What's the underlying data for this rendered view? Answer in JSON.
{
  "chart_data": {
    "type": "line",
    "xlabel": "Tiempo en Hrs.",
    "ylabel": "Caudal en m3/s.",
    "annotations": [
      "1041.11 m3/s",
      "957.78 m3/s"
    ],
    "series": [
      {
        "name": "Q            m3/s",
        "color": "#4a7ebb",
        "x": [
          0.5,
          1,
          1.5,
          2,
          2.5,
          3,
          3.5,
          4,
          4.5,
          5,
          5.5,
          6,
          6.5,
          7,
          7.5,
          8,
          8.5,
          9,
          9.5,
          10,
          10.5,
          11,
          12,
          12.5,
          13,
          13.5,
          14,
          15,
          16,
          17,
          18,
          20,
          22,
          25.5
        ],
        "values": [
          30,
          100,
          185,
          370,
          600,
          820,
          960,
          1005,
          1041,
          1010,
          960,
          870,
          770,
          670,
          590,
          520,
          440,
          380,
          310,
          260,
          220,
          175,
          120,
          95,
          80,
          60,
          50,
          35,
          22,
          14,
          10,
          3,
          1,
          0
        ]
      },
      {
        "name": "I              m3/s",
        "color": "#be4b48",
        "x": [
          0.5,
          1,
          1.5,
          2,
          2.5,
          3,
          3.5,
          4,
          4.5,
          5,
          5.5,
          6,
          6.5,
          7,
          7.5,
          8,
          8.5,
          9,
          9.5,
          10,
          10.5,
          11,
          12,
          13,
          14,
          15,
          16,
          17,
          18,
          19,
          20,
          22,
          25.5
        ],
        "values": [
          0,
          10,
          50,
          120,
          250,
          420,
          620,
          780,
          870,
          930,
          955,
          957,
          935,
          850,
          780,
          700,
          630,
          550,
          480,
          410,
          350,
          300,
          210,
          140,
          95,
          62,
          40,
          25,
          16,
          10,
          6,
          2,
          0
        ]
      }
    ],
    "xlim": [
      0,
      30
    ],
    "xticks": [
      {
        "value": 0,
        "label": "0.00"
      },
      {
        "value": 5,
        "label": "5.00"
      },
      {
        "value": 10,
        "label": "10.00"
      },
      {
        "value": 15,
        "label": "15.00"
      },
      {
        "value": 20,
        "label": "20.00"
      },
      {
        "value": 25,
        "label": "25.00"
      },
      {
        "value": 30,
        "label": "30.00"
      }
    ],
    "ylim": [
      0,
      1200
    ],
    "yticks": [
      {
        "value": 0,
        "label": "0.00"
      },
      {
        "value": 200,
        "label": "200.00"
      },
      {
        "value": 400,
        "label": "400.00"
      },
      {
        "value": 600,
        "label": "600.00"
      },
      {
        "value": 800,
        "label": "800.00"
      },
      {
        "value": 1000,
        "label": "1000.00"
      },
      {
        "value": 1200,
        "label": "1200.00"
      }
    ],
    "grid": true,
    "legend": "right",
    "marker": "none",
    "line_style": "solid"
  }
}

**DO THIS**
The entries above must be returned exactly.

**SOLUTION FOR THIS PROBLEM**
What's the underlying data for this rendered view? Answer in JSON.
{
  "chart_data": {
    "type": "line",
    "xlabel": "Tiempo en Hrs.",
    "ylabel": "Caudal en m3/s.",
    "annotations": [
      "1041.11 m3/s",
      "957.78 m3/s"
    ],
    "series": [
      {
        "name": "Q            m3/s",
        "color": "#4a7ebb",
        "x": [
          0.5,
          1,
          1.5,
          2,
          2.5,
          3,
          3.5,
          4,
          4.5,
          5,
          5.5,
          6,
          6.5,
          7,
          7.5,
          8,
          8.5,
          9,
          9.5,
          10,
          10.5,
          11,
          12,
          12.5,
          13,
          13.5,
          14,
          15,
          16,
          17,
          18,
          20,
          22,
          25.5
        ],
        "values": [
          30,
          100,
          185,
          370,
          600,
          820,
          960,
          1005,
          1041,
          1010,
          960,
          870,
          770,
          670,
          590,
          520,
          440,
          380,
          310,
          260,
          220,
          175,
          120,
          95,
          80,
          60,
          50,
          35,
          22,
          14,
          10,
          3,
          1,
          0
        ]
      },
      {
        "name": "I              m3/s",
        "color": "#be4b48",
        "x": [
          0.5,
          1,
          1.5,
          2,
          2.5,
          3,
          3.5,
          4,
          4.5,
          5,
          5.5,
          6,
          6.5,
          7,
          7.5,
          8,
          8.5,
          9,
          9.5,
          10,
          10.5,
          11,
          12,
          13,
          14,
          15,
          16,
          17,
          18,
          19,
          20,
          22,
          25.5
        ],
        "values": [
          0,
          10,
          50,
          120,
          250,
          420,
          620,
          780,
          870,
          930,
          955,
          957,
          935,
          850,
          780,
          700,
          630,
          550,
          480,
          410,
          350,
          300,
          210,
          140,
          95,
          62,
          40,
          25,
          16,
          10,
          6,
          2,
          0
        ]
      }
    ],
    "xlim": [
      0,
      30
    ],
    "xticks": [
      {
        "value": 0,
        "label": "0.00"
      },
      {
        "value": 5,
        "label": "5.00"
      },
      {
        "value": 10,
        "label": "10.00"
      },
      {
        "value": 15,
        "label": "15.00"
      },
      {
        "value": 20,
        "label": "20.00"
      },
      {
        "value": 25,
        "label": "25.00"
      },
      {
        "value": 30,
        "label": "30.00"
      }
    ],
    "ylim": [
      0,
      1200
    ],
    "yticks": [
      {
        "value": 0,
        "label": "0.00"
      },
      {
        "value": 200,
        "label": "200.00"
      },
      {
        "value": 400,
        "label": "400.00"
      },
      {
        "value": 600,
        "label": "600.00"
      },
      {
        "value": 800,
        "label": "800.00"
      },
      {
        "value": 1000,
        "label": "1000.00"
      },
      {
        "value": 1200,
        "label": "1200.00"
      }
    ],
    "grid": true,
    "legend": "right",
    "marker": "none",
    "line_style": "solid"
  }
}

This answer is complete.